## Work to do
Give the material once more, word for word, without any images.

****

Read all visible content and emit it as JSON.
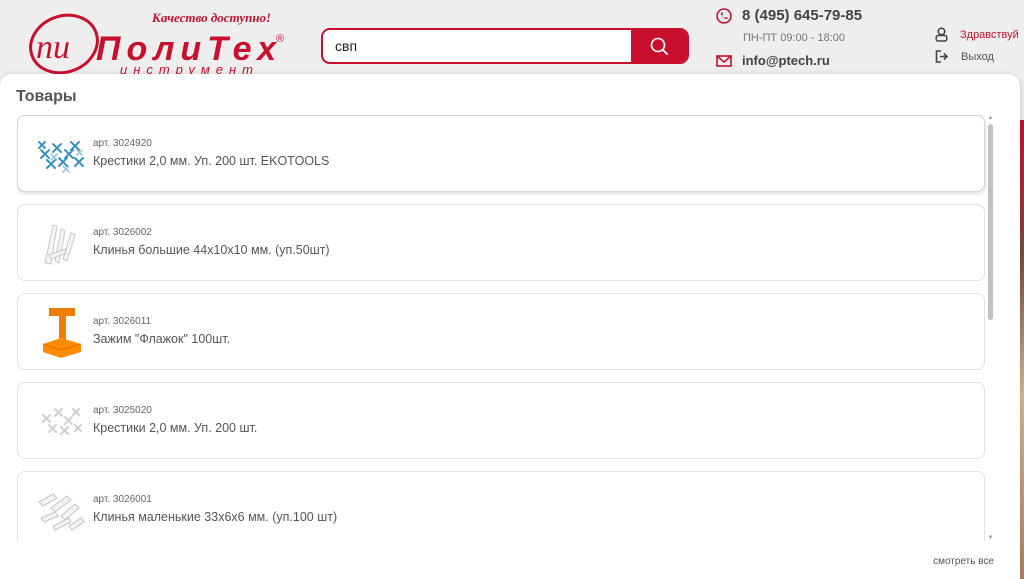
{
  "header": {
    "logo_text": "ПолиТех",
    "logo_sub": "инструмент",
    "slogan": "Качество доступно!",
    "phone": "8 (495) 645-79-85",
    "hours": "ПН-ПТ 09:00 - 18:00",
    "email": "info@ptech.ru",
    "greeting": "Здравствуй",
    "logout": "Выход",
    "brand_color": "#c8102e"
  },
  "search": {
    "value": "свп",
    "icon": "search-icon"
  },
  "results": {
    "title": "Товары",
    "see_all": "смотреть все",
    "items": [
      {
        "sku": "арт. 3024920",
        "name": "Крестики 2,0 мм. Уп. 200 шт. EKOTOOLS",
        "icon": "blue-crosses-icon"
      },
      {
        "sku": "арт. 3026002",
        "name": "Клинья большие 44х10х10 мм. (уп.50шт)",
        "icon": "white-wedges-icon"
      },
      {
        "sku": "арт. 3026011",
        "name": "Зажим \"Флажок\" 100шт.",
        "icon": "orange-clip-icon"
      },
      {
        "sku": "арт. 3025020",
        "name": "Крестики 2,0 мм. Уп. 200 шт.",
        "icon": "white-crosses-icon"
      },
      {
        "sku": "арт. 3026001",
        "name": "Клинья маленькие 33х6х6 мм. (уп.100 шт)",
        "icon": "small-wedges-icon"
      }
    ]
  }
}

****

## Solution for this exercise
Read all visible content and emit it as JSON.
{
  "header": {
    "logo_text": "ПолиТех",
    "logo_sub": "инструмент",
    "slogan": "Качество доступно!",
    "phone": "8 (495) 645-79-85",
    "hours": "ПН-ПТ 09:00 - 18:00",
    "email": "info@ptech.ru",
    "greeting": "Здравствуй",
    "logout": "Выход",
    "brand_color": "#c8102e"
  },
  "search": {
    "value": "свп",
    "icon": "search-icon"
  },
  "results": {
    "title": "Товары",
    "see_all": "смотреть все",
    "items": [
      {
        "sku": "арт. 3024920",
        "name": "Крестики 2,0 мм. Уп. 200 шт. EKOTOOLS",
        "icon": "blue-crosses-icon"
      },
      {
        "sku": "арт. 3026002",
        "name": "Клинья большие 44х10х10 мм. (уп.50шт)",
        "icon": "white-wedges-icon"
      },
      {
        "sku": "арт. 3026011",
        "name": "Зажим \"Флажок\" 100шт.",
        "icon": "orange-clip-icon"
      },
      {
        "sku": "арт. 3025020",
        "name": "Крестики 2,0 мм. Уп. 200 шт.",
        "icon": "white-crosses-icon"
      },
      {
        "sku": "арт. 3026001",
        "name": "Клинья маленькие 33х6х6 мм. (уп.100 шт)",
        "icon": "small-wedges-icon"
      }
    ]
  }
}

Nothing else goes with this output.